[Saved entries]

★ ★ ★ ★ ★ ★ ★

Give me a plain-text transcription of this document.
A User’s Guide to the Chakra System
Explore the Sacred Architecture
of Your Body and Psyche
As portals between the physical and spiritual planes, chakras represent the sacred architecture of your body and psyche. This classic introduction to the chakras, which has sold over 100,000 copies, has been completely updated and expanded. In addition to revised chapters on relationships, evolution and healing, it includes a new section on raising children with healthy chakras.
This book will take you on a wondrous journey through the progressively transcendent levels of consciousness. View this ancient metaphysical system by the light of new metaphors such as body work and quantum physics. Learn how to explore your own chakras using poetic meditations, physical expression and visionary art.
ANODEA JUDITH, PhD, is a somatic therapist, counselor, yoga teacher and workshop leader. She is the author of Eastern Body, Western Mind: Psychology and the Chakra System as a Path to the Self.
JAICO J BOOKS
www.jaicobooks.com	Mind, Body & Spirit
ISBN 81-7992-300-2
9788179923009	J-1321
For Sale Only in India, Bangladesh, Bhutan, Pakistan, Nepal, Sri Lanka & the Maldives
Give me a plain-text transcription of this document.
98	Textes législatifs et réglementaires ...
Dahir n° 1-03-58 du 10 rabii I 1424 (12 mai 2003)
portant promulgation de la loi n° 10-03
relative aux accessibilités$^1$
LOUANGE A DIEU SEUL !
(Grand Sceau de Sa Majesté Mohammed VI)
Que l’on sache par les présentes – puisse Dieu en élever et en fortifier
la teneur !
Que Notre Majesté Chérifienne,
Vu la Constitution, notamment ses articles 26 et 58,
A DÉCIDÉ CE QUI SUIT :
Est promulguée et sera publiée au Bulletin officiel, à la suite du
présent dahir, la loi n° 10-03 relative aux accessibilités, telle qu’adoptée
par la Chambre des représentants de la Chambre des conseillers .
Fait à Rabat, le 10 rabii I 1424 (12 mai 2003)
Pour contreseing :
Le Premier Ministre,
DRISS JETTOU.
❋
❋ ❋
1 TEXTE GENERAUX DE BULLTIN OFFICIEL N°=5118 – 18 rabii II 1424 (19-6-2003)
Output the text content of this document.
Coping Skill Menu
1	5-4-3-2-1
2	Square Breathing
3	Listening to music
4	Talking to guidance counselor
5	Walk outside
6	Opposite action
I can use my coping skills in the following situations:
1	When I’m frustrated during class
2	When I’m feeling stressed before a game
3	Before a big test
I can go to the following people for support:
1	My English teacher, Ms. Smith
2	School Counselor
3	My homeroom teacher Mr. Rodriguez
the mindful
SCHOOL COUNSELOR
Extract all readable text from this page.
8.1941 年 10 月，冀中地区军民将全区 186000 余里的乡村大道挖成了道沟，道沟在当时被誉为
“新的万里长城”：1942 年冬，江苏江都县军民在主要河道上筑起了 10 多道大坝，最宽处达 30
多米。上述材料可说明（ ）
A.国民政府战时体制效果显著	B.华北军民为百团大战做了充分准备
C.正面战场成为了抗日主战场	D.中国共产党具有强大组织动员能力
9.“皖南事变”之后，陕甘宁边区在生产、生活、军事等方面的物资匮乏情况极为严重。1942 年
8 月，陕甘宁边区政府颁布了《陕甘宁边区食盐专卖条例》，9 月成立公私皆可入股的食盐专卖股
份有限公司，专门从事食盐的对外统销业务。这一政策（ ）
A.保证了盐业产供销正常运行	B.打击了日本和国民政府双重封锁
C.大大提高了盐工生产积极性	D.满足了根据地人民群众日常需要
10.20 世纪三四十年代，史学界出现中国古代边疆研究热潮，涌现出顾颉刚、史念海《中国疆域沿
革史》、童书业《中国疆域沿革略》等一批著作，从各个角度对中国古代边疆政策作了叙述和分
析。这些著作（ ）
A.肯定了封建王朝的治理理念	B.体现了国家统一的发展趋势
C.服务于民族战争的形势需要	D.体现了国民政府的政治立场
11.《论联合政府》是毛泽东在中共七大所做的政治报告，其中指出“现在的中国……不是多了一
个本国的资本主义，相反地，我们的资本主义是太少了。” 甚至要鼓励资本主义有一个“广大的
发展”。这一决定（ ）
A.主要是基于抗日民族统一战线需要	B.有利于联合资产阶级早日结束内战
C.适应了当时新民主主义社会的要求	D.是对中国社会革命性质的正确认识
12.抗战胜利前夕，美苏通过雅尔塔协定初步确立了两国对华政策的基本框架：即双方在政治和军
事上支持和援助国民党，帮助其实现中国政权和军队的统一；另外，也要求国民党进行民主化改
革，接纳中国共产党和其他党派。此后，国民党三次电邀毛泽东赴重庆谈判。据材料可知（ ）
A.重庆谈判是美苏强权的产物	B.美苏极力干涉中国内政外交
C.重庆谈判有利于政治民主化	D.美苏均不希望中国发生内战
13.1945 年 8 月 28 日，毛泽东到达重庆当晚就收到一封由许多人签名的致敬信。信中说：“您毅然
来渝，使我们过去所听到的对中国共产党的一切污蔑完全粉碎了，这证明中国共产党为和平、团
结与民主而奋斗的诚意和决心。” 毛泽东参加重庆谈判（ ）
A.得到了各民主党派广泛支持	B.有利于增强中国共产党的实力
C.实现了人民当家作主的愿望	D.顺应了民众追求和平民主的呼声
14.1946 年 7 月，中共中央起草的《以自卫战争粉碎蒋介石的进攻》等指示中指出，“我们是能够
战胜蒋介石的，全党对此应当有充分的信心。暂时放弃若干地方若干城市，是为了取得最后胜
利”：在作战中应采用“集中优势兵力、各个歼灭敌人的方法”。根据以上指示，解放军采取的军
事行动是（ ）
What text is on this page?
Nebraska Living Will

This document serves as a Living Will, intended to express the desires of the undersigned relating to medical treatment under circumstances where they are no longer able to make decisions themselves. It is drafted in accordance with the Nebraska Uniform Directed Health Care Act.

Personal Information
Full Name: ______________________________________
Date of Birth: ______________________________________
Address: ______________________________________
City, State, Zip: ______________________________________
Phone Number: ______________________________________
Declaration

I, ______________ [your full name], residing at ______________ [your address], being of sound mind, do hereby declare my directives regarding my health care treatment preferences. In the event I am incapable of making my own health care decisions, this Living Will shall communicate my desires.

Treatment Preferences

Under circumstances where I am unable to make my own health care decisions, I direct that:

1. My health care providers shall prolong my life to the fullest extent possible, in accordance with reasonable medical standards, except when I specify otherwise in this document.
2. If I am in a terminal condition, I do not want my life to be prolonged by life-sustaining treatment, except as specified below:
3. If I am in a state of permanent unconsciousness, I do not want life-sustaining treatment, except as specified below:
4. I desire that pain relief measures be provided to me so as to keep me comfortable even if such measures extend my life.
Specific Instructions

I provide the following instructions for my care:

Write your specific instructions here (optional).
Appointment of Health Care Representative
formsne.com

★ ★ ★ ★ ★ ★ ★

The problem:
Return every record above exactly as it appears.

Task solution:
Give me a plain-text transcription of this document.
A User’s Guide to the Chakra System
Explore the Sacred Architecture
of Your Body and Psyche
As portals between the physical and spiritual planes, chakras represent the sacred architecture of your body and psyche. This classic introduction to the chakras, which has sold over 100,000 copies, has been completely updated and expanded. In addition to revised chapters on relationships, evolution and healing, it includes a new section on raising children with healthy chakras.
This book will take you on a wondrous journey through the progressively transcendent levels of consciousness. View this ancient metaphysical system by the light of new metaphors such as body work and quantum physics. Learn how to explore your own chakras using poetic meditations, physical expression and visionary art.
ANODEA JUDITH, PhD, is a somatic therapist, counselor, yoga teacher and workshop leader. She is the author of Eastern Body, Western Mind: Psychology and the Chakra System as a Path to the Self.
JAICO J BOOKS
www.jaicobooks.com	Mind, Body & Spirit
ISBN 81-7992-300-2
9788179923009	J-1321
For Sale Only in India, Bangladesh, Bhutan, Pakistan, Nepal, Sri Lanka & the Maldives
Give me a plain-text transcription of this document.
98	Textes législatifs et réglementaires ...
Dahir n° 1-03-58 du 10 rabii I 1424 (12 mai 2003)
portant promulgation de la loi n° 10-03
relative aux accessibilités$^1$
LOUANGE A DIEU SEUL !
(Grand Sceau de Sa Majesté Mohammed VI)
Que l’on sache par les présentes – puisse Dieu en élever et en fortifier
la teneur !
Que Notre Majesté Chérifienne,
Vu la Constitution, notamment ses articles 26 et 58,
A DÉCIDÉ CE QUI SUIT :
Est promulguée et sera publiée au Bulletin officiel, à la suite du
présent dahir, la loi n° 10-03 relative aux accessibilités, telle qu’adoptée
par la Chambre des représentants de la Chambre des conseillers .
Fait à Rabat, le 10 rabii I 1424 (12 mai 2003)
Pour contreseing :
Le Premier Ministre,
DRISS JETTOU.
❋
❋ ❋
1 TEXTE GENERAUX DE BULLTIN OFFICIEL N°=5118 – 18 rabii II 1424 (19-6-2003)
Output the text content of this document.
Coping Skill Menu
1	5-4-3-2-1
2	Square Breathing
3	Listening to music
4	Talking to guidance counselor
5	Walk outside
6	Opposite action
I can use my coping skills in the following situations:
1	When I’m frustrated during class
2	When I’m feeling stressed before a game
3	Before a big test
I can go to the following people for support:
1	My English teacher, Ms. Smith
2	School Counselor
3	My homeroom teacher Mr. Rodriguez
the mindful
SCHOOL COUNSELOR
Extract all readable text from this page.
8.1941 年 10 月，冀中地区军民将全区 186000 余里的乡村大道挖成了道沟，道沟在当时被誉为
“新的万里长城”：1942 年冬，江苏江都县军民在主要河道上筑起了 10 多道大坝，最宽处达 30
多米。上述材料可说明（ ）
A.国民政府战时体制效果显著	B.华北军民为百团大战做了充分准备
C.正面战场成为了抗日主战场	D.中国共产党具有强大组织动员能力
9.“皖南事变”之后，陕甘宁边区在生产、生活、军事等方面的物资匮乏情况极为严重。1942 年
8 月，陕甘宁边区政府颁布了《陕甘宁边区食盐专卖条例》，9 月成立公私皆可入股的食盐专卖股
份有限公司，专门从事食盐的对外统销业务。这一政策（ ）
A.保证了盐业产供销正常运行	B.打击了日本和国民政府双重封锁
C.大大提高了盐工生产积极性	D.满足了根据地人民群众日常需要
10.20 世纪三四十年代，史学界出现中国古代边疆研究热潮，涌现出顾颉刚、史念海《中国疆域沿
革史》、童书业《中国疆域沿革略》等一批著作，从各个角度对中国古代边疆政策作了叙述和分
析。这些著作（ ）
A.肯定了封建王朝的治理理念	B.体现了国家统一的发展趋势
C.服务于民族战争的形势需要	D.体现了国民政府的政治立场
11.《论联合政府》是毛泽东在中共七大所做的政治报告，其中指出“现在的中国……不是多了一
个本国的资本主义，相反地，我们的资本主义是太少了。” 甚至要鼓励资本主义有一个“广大的
发展”。这一决定（ ）
A.主要是基于抗日民族统一战线需要	B.有利于联合资产阶级早日结束内战
C.适应了当时新民主主义社会的要求	D.是对中国社会革命性质的正确认识
12.抗战胜利前夕，美苏通过雅尔塔协定初步确立了两国对华政策的基本框架：即双方在政治和军
事上支持和援助国民党，帮助其实现中国政权和军队的统一；另外，也要求国民党进行民主化改
革，接纳中国共产党和其他党派。此后，国民党三次电邀毛泽东赴重庆谈判。据材料可知（ ）
A.重庆谈判是美苏强权的产物	B.美苏极力干涉中国内政外交
C.重庆谈判有利于政治民主化	D.美苏均不希望中国发生内战
13.1945 年 8 月 28 日，毛泽东到达重庆当晚就收到一封由许多人签名的致敬信。信中说：“您毅然
来渝，使我们过去所听到的对中国共产党的一切污蔑完全粉碎了，这证明中国共产党为和平、团
结与民主而奋斗的诚意和决心。” 毛泽东参加重庆谈判（ ）
A.得到了各民主党派广泛支持	B.有利于增强中国共产党的实力
C.实现了人民当家作主的愿望	D.顺应了民众追求和平民主的呼声
14.1946 年 7 月，中共中央起草的《以自卫战争粉碎蒋介石的进攻》等指示中指出，“我们是能够
战胜蒋介石的，全党对此应当有充分的信心。暂时放弃若干地方若干城市，是为了取得最后胜
利”：在作战中应采用“集中优势兵力、各个歼灭敌人的方法”。根据以上指示，解放军采取的军
事行动是（ ）
What text is on this page?
Nebraska Living Will

This document serves as a Living Will, intended to express the desires of the undersigned relating to medical treatment under circumstances where they are no longer able to make decisions themselves. It is drafted in accordance with the Nebraska Uniform Directed Health Care Act.

Personal Information
Full Name: ______________________________________
Date of Birth: ______________________________________
Address: ______________________________________
City, State, Zip: ______________________________________
Phone Number: ______________________________________
Declaration

I, ______________ [your full name], residing at ______________ [your address], being of sound mind, do hereby declare my directives regarding my health care treatment preferences. In the event I am incapable of making my own health care decisions, this Living Will shall communicate my desires.

Treatment Preferences

Under circumstances where I am unable to make my own health care decisions, I direct that:

1. My health care providers shall prolong my life to the fullest extent possible, in accordance with reasonable medical standards, except when I specify otherwise in this document.
2. If I am in a terminal condition, I do not want my life to be prolonged by life-sustaining treatment, except as specified below:
3. If I am in a state of permanent unconsciousness, I do not want life-sustaining treatment, except as specified below:
4. I desire that pain relief measures be provided to me so as to keep me comfortable even if such measures extend my life.
Specific Instructions

I provide the following instructions for my care:

Write your specific instructions here (optional).
Appointment of Health Care Representative
formsne.com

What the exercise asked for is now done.